Source data:

+++

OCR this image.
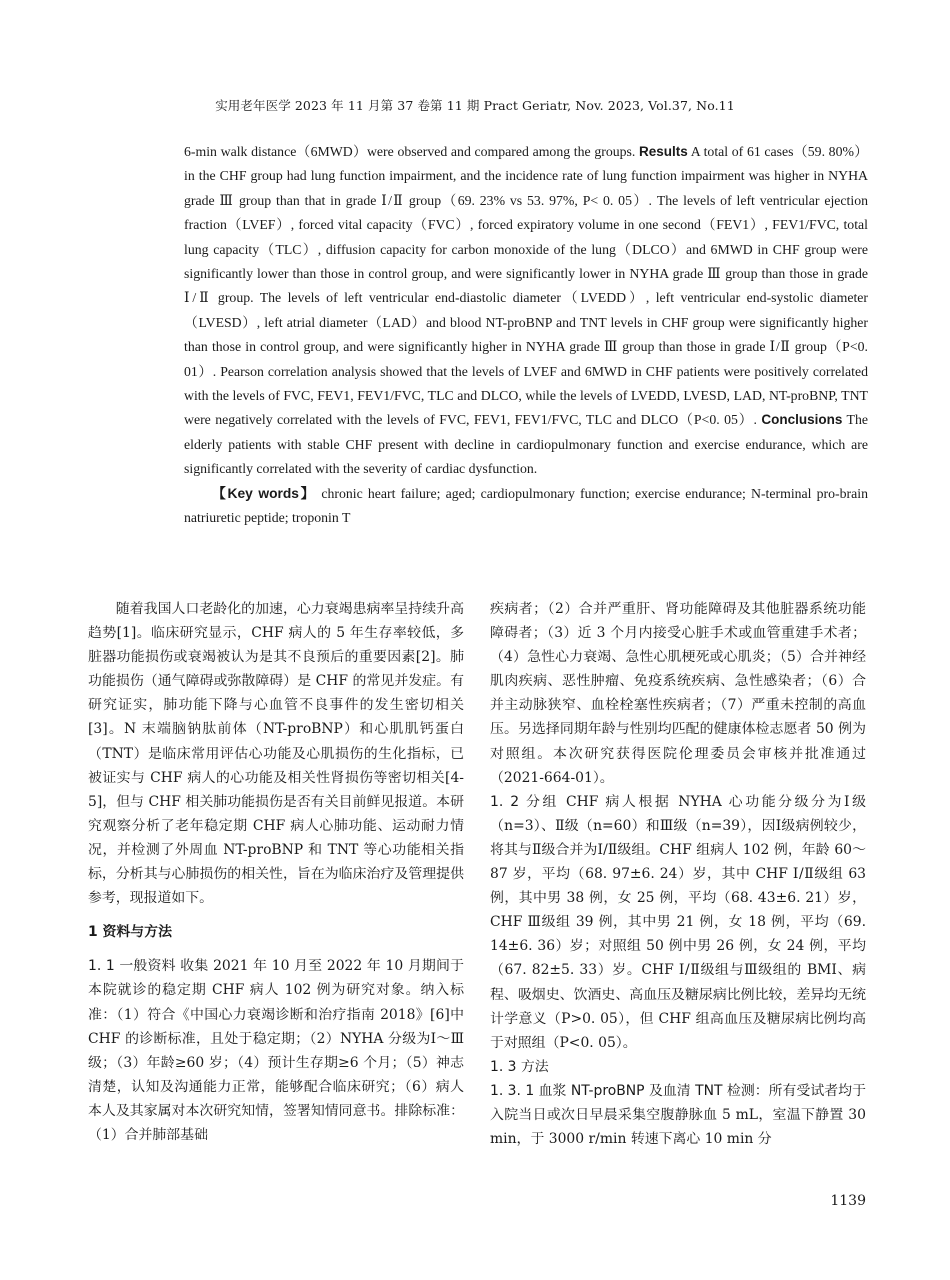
实用老年医学 2023 年 11 月第 37 卷第 11 期 Pract Geriatr, Nov. 2023, Vol.37, No.11

6-min walk distance（6MWD）were observed and compared among the groups. Results A total of 61 cases（59. 80%）in the CHF group had lung function impairment, and the incidence rate of lung function impairment was higher in NYHA grade Ⅲ group than that in grade Ⅰ/Ⅱ group（69. 23% vs 53. 97%, P< 0. 05）. The levels of left ventricular ejection fraction（LVEF）, forced vital capacity（FVC）, forced expiratory volume in one second（FEV1）, FEV1/FVC, total lung capacity（TLC）, diffusion capacity for carbon monoxide of the lung（DLCO）and 6MWD in CHF group were significantly lower than those in control group, and were significantly lower in NYHA grade Ⅲ group than those in grade Ⅰ/Ⅱ group. The levels of left ventricular end-diastolic diameter（LVEDD）, left ventricular end-systolic diameter（LVESD）, left atrial diameter（LAD）and blood NT-proBNP and TNT levels in CHF group were significantly higher than those in control group, and were significantly higher in NYHA grade Ⅲ group than those in grade Ⅰ/Ⅱ group（P<0. 01）. Pearson correlation analysis showed that the levels of LVEF and 6MWD in CHF patients were positively correlated with the levels of FVC, FEV1, FEV1/FVC, TLC and DLCO, while the levels of LVEDD, LVESD, LAD, NT-proBNP, TNT were negatively correlated with the levels of FVC, FEV1, FEV1/FVC, TLC and DLCO（P<0. 05）. Conclusions The elderly patients with stable CHF present with decline in cardiopulmonary function and exercise endurance, which are significantly correlated with the severity of cardiac dysfunction.

【Key words】 chronic heart failure; aged; cardiopulmonary function; exercise endurance; N-terminal pro-brain natriuretic peptide; troponin T

随着我国人口老龄化的加速，心力衰竭患病率呈持续升高趋势[1]。临床研究显示，CHF 病人的 5 年生存率较低，多脏器功能损伤或衰竭被认为是其不良预后的重要因素[2]。肺功能损伤（通气障碍或弥散障碍）是 CHF 的常见并发症。有研究证实，肺功能下降与心血管不良事件的发生密切相关[3]。N 末端脑钠肽前体（NT-proBNP）和心肌肌钙蛋白（TNT）是临床常用评估心功能及心肌损伤的生化指标，已被证实与 CHF 病人的心功能及相关性肾损伤等密切相关[4-5]，但与 CHF 相关肺功能损伤是否有关目前鲜见报道。本研究观察分析了老年稳定期 CHF 病人心肺功能、运动耐力情况，并检测了外周血 NT-proBNP 和 TNT 等心功能相关指标，分析其与心肺损伤的相关性，旨在为临床治疗及管理提供参考，现报道如下。

1 资料与方法

1. 1 一般资料 收集 2021 年 10 月至 2022 年 10 月期间于本院就诊的稳定期 CHF 病人 102 例为研究对象。纳入标准：（1）符合《中国心力衰竭诊断和治疗指南 2018》[6]中 CHF 的诊断标准，且处于稳定期；（2）NYHA 分级为Ⅰ～Ⅲ级；（3）年龄≥60 岁；（4）预计生存期≥6 个月；（5）神志清楚，认知及沟通能力正常，能够配合临床研究；（6）病人本人及其家属对本次研究知情，签署知情同意书。排除标准：（1）合并肺部基础

疾病者；（2）合并严重肝、肾功能障碍及其他脏器系统功能障碍者；（3）近 3 个月内接受心脏手术或血管重建手术者；（4）急性心力衰竭、急性心肌梗死或心肌炎；（5）合并神经肌肉疾病、恶性肿瘤、免疫系统疾病、急性感染者；（6）合并主动脉狭窄、血栓栓塞性疾病者；（7）严重未控制的高血压。另选择同期年龄与性别均匹配的健康体检志愿者 50 例为对照组。本次研究获得医院伦理委员会审核并批准通过（2021-664-01）。

1. 2 分组 CHF 病人根据 NYHA 心功能分级分为Ⅰ级（n=3）、Ⅱ级（n=60）和Ⅲ级（n=39），因Ⅰ级病例较少，将其与Ⅱ级合并为Ⅰ/Ⅱ级组。CHF 组病人 102 例，年龄 60～87 岁，平均（68. 97±6. 24）岁，其中 CHF Ⅰ/Ⅱ级组 63 例，其中男 38 例，女 25 例，平均（68. 43±6. 21）岁，CHF Ⅲ级组 39 例，其中男 21 例，女 18 例，平均（69. 14±6. 36）岁；对照组 50 例中男 26 例，女 24 例，平均（67. 82±5. 33）岁。CHF Ⅰ/Ⅱ级组与Ⅲ级组的 BMI、病程、吸烟史、饮酒史、高血压及糖尿病比例比较，差异均无统计学意义（P>0. 05），但 CHF 组高血压及糖尿病比例均高于对照组（P<0. 05）。

1. 3 方法

1. 3. 1 血浆 NT-proBNP 及血清 TNT 检测：所有受试者均于入院当日或次日早晨采集空腹静脉血 5 mL，室温下静置 30 min，于 3000 r/min 转速下离心 10 min 分

1139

+++

Work task: What's needed is an exact retyping of the records, pictures excluded.

Task response:
OCR this image.
实用老年医学 2023 年 11 月第 37 卷第 11 期 Pract Geriatr, Nov. 2023, Vol.37, No.11

6-min walk distance（6MWD）were observed and compared among the groups. Results A total of 61 cases（59. 80%）in the CHF group had lung function impairment, and the incidence rate of lung function impairment was higher in NYHA grade Ⅲ group than that in grade Ⅰ/Ⅱ group（69. 23% vs 53. 97%, P< 0. 05）. The levels of left ventricular ejection fraction（LVEF）, forced vital capacity（FVC）, forced expiratory volume in one second（FEV1）, FEV1/FVC, total lung capacity（TLC）, diffusion capacity for carbon monoxide of the lung（DLCO）and 6MWD in CHF group were significantly lower than those in control group, and were significantly lower in NYHA grade Ⅲ group than those in grade Ⅰ/Ⅱ group. The levels of left ventricular end-diastolic diameter（LVEDD）, left ventricular end-systolic diameter（LVESD）, left atrial diameter（LAD）and blood NT-proBNP and TNT levels in CHF group were significantly higher than those in control group, and were significantly higher in NYHA grade Ⅲ group than those in grade Ⅰ/Ⅱ group（P<0. 01）. Pearson correlation analysis showed that the levels of LVEF and 6MWD in CHF patients were positively correlated with the levels of FVC, FEV1, FEV1/FVC, TLC and DLCO, while the levels of LVEDD, LVESD, LAD, NT-proBNP, TNT were negatively correlated with the levels of FVC, FEV1, FEV1/FVC, TLC and DLCO（P<0. 05）. Conclusions The elderly patients with stable CHF present with decline in cardiopulmonary function and exercise endurance, which are significantly correlated with the severity of cardiac dysfunction.

【Key words】 chronic heart failure; aged; cardiopulmonary function; exercise endurance; N-terminal pro-brain natriuretic peptide; troponin T

随着我国人口老龄化的加速，心力衰竭患病率呈持续升高趋势[1]。临床研究显示，CHF 病人的 5 年生存率较低，多脏器功能损伤或衰竭被认为是其不良预后的重要因素[2]。肺功能损伤（通气障碍或弥散障碍）是 CHF 的常见并发症。有研究证实，肺功能下降与心血管不良事件的发生密切相关[3]。N 末端脑钠肽前体（NT-proBNP）和心肌肌钙蛋白（TNT）是临床常用评估心功能及心肌损伤的生化指标，已被证实与 CHF 病人的心功能及相关性肾损伤等密切相关[4-5]，但与 CHF 相关肺功能损伤是否有关目前鲜见报道。本研究观察分析了老年稳定期 CHF 病人心肺功能、运动耐力情况，并检测了外周血 NT-proBNP 和 TNT 等心功能相关指标，分析其与心肺损伤的相关性，旨在为临床治疗及管理提供参考，现报道如下。

1 资料与方法

1. 1 一般资料 收集 2021 年 10 月至 2022 年 10 月期间于本院就诊的稳定期 CHF 病人 102 例为研究对象。纳入标准：（1）符合《中国心力衰竭诊断和治疗指南 2018》[6]中 CHF 的诊断标准，且处于稳定期；（2）NYHA 分级为Ⅰ～Ⅲ级；（3）年龄≥60 岁；（4）预计生存期≥6 个月；（5）神志清楚，认知及沟通能力正常，能够配合临床研究；（6）病人本人及其家属对本次研究知情，签署知情同意书。排除标准：（1）合并肺部基础

疾病者；（2）合并严重肝、肾功能障碍及其他脏器系统功能障碍者；（3）近 3 个月内接受心脏手术或血管重建手术者；（4）急性心力衰竭、急性心肌梗死或心肌炎；（5）合并神经肌肉疾病、恶性肿瘤、免疫系统疾病、急性感染者；（6）合并主动脉狭窄、血栓栓塞性疾病者；（7）严重未控制的高血压。另选择同期年龄与性别均匹配的健康体检志愿者 50 例为对照组。本次研究获得医院伦理委员会审核并批准通过（2021-664-01）。

1. 2 分组 CHF 病人根据 NYHA 心功能分级分为Ⅰ级（n=3）、Ⅱ级（n=60）和Ⅲ级（n=39），因Ⅰ级病例较少，将其与Ⅱ级合并为Ⅰ/Ⅱ级组。CHF 组病人 102 例，年龄 60～87 岁，平均（68. 97±6. 24）岁，其中 CHF Ⅰ/Ⅱ级组 63 例，其中男 38 例，女 25 例，平均（68. 43±6. 21）岁，CHF Ⅲ级组 39 例，其中男 21 例，女 18 例，平均（69. 14±6. 36）岁；对照组 50 例中男 26 例，女 24 例，平均（67. 82±5. 33）岁。CHF Ⅰ/Ⅱ级组与Ⅲ级组的 BMI、病程、吸烟史、饮酒史、高血压及糖尿病比例比较，差异均无统计学意义（P>0. 05），但 CHF 组高血压及糖尿病比例均高于对照组（P<0. 05）。

1. 3 方法

1. 3. 1 血浆 NT-proBNP 及血清 TNT 检测：所有受试者均于入院当日或次日早晨采集空腹静脉血 5 mL，室温下静置 30 min，于 3000 r/min 转速下离心 10 min 分

1139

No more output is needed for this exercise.